>> Begin Page

Warning to SPCK/SSG Bookshop Customers and Staff: Your Personal Data is At Risk

Pile of rubbish seen through the window

Cambridge, 26 August 2008: Pile of debris seen through the window

Phil Groom writes:

What, exactly, is in these bags and boxes left behind by SSG when this shop was abandoned? Is it merely rubbish?

We will probably never know. But in another shop, now let to new tenants, we found out: amongst other things, personnel records and customer credit card slips.

A former member of staff, who does not wish to be identified, was passing the shop where s/he once worked as the new tenants were moving in. Seeing them clearing out the remains of SSG’s tenancy, s/he asked if s/he could take some of the debris off their hands. “Sure,” they said, and, amongst other things, they handed over a metal filing box that had been left behind.

>> End Page

▸ Set exercise 1:
From the bookshop warning, list every kind of container described as left behind.

>> Begin Excerpted data

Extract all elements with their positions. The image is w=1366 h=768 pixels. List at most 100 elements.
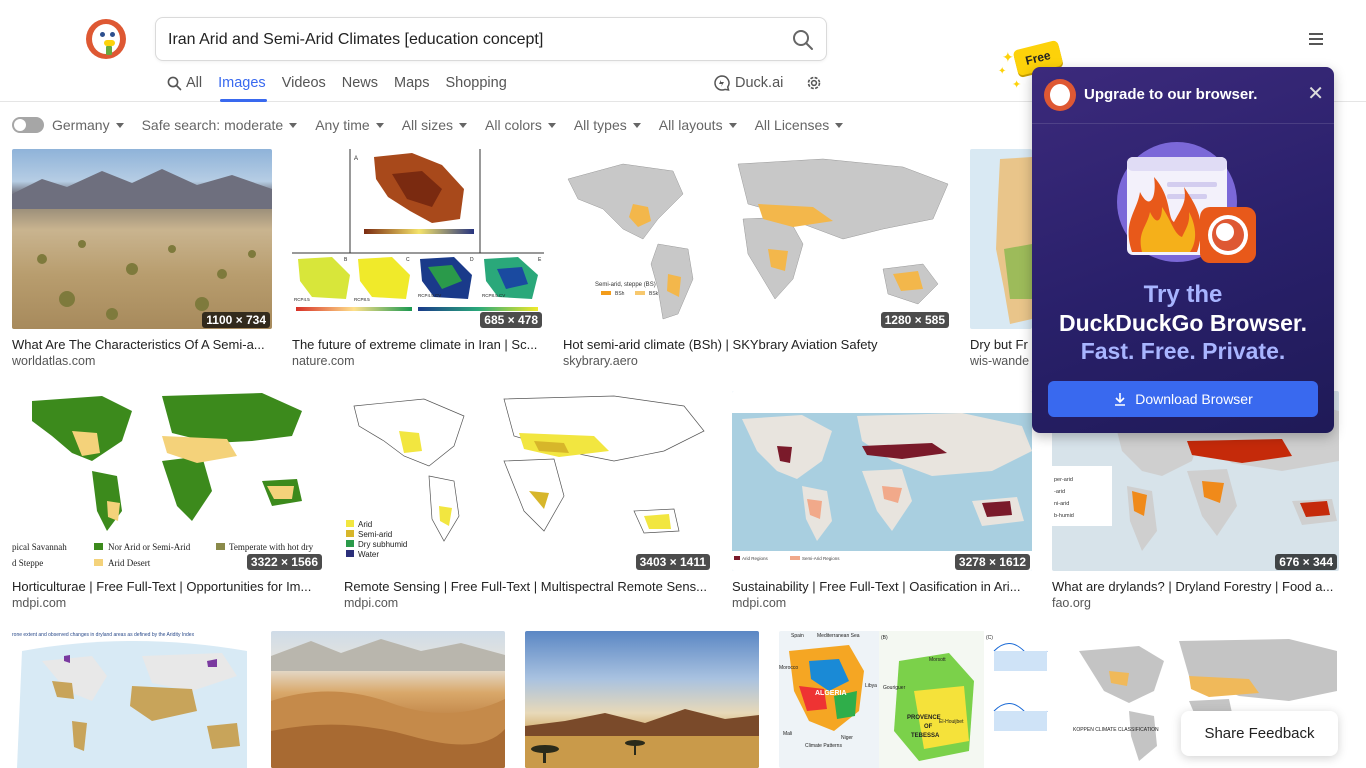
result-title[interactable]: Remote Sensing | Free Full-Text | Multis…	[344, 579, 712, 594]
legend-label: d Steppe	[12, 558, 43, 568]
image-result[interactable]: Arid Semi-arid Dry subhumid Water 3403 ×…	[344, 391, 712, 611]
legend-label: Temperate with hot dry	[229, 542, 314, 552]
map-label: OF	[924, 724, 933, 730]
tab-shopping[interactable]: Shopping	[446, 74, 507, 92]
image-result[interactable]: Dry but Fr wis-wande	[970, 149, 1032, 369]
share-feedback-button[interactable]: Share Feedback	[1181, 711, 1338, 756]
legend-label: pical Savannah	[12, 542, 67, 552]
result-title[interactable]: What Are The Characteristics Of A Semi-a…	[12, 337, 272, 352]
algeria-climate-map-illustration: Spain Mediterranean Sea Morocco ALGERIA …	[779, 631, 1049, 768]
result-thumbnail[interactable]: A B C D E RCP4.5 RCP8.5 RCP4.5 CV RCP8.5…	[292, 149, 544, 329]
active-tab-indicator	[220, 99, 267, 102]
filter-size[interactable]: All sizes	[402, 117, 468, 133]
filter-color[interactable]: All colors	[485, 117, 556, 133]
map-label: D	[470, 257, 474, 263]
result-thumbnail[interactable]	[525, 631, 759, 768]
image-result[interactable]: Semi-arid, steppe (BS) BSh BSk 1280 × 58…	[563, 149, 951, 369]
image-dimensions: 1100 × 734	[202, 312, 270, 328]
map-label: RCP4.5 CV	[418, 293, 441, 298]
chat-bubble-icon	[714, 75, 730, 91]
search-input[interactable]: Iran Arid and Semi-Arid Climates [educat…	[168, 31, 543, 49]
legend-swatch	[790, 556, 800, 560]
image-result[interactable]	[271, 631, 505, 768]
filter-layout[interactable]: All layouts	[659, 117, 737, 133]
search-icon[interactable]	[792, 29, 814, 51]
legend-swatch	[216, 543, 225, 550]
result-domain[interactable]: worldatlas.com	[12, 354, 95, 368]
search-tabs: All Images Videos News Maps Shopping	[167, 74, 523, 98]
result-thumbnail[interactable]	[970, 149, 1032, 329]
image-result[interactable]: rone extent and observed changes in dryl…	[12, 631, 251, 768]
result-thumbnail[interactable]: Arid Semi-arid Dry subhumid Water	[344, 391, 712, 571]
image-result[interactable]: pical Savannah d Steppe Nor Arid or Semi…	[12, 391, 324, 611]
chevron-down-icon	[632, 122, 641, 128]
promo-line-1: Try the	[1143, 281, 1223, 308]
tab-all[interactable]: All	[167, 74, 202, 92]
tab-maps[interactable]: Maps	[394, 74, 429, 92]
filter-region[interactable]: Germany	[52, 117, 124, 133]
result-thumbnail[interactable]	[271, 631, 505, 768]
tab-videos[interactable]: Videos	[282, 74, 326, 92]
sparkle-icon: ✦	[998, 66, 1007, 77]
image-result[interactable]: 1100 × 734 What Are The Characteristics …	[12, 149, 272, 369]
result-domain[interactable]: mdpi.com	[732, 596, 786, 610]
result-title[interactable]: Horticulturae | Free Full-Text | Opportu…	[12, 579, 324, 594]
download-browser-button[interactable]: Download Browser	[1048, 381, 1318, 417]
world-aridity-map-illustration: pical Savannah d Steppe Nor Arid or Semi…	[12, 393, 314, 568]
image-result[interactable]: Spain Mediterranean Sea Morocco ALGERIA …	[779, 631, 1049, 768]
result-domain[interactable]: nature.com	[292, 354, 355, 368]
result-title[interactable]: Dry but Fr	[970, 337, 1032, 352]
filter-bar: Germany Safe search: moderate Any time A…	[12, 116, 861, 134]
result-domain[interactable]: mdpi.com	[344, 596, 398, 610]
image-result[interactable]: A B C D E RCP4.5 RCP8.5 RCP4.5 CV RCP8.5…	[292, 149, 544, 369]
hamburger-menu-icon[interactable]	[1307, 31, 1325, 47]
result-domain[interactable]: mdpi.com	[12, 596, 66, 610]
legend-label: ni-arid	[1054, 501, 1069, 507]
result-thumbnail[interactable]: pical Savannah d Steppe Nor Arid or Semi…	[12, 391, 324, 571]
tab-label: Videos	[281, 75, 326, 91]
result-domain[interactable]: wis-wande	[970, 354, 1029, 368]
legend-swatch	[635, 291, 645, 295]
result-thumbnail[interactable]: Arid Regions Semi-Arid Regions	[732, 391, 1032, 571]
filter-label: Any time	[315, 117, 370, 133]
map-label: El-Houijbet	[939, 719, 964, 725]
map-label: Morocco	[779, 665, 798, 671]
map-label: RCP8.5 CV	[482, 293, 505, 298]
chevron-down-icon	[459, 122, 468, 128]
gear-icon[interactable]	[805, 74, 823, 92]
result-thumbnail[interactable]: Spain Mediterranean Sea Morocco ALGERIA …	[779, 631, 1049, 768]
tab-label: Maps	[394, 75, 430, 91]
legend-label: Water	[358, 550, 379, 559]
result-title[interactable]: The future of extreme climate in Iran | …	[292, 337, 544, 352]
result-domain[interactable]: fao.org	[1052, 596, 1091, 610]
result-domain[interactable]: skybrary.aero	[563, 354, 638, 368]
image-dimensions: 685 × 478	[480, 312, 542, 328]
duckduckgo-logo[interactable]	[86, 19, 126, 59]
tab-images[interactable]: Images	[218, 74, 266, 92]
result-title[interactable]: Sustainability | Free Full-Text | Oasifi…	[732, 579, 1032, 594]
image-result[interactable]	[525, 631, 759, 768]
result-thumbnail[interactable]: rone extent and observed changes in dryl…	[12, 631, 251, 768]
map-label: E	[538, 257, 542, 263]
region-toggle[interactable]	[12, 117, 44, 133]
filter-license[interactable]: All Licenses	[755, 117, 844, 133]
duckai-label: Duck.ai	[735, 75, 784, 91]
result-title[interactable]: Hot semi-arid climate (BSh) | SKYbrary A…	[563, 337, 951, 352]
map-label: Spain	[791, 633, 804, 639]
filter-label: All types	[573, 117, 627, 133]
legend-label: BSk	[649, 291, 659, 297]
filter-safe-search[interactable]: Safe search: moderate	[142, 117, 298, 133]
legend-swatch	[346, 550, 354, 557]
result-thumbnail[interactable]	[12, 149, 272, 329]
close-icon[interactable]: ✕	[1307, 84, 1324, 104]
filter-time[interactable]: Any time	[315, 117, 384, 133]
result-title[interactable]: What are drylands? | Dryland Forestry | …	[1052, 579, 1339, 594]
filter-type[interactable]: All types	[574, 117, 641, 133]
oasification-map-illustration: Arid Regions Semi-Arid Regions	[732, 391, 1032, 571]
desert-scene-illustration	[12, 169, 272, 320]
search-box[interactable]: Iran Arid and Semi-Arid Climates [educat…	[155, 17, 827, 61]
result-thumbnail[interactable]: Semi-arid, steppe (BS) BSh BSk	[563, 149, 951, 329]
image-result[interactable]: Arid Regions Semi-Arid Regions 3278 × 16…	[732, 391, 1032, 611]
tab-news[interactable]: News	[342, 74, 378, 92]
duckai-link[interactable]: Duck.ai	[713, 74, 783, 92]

>> End Excerpted data
>> Begin Excerpted data

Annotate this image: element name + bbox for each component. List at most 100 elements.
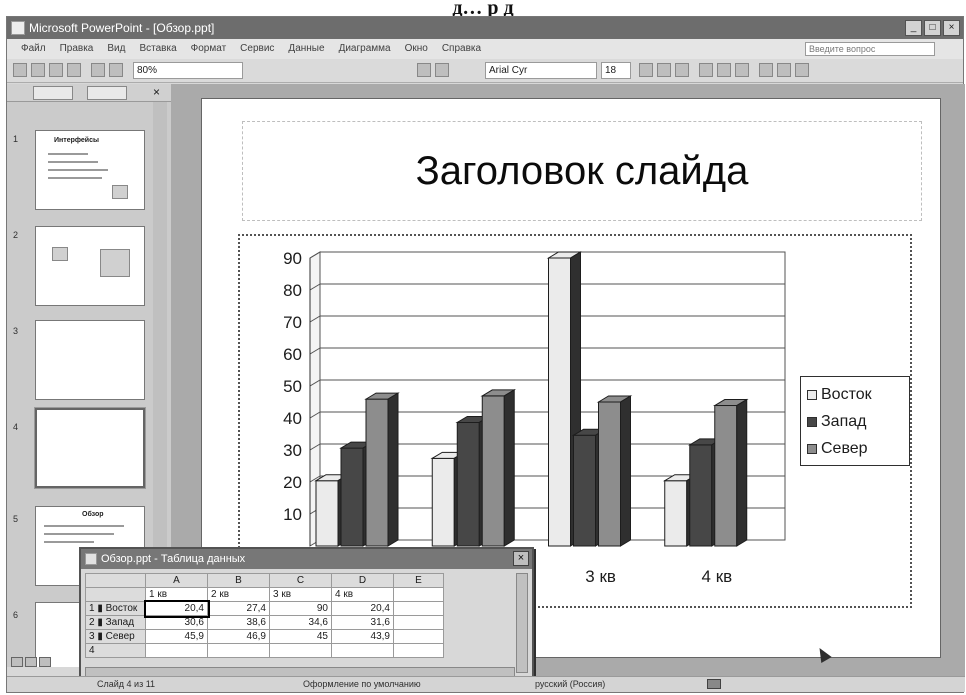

>> End Excerpted data

▸ Set exercise 2:
Please copy the rows, starting at the line that contains "Extract all elements" and stopping after the line that contains "image-result[interactable]: Arid Semi-arid". Leave out the picture.

▸ Output 1:
- bags
- boxes
- a metal filing box

▸ Output 2:
Extract all elements with their positions. The image is w=1366 h=768 pixels. List at most 100 elements.
result-title[interactable]: Remote Sensing | Free Full-Text | Multis…	[344, 579, 712, 594]
legend-label: d Steppe	[12, 558, 43, 568]
image-result[interactable]: Arid Semi-arid Dry subhumid Water 3403 ×…	[344, 391, 712, 611]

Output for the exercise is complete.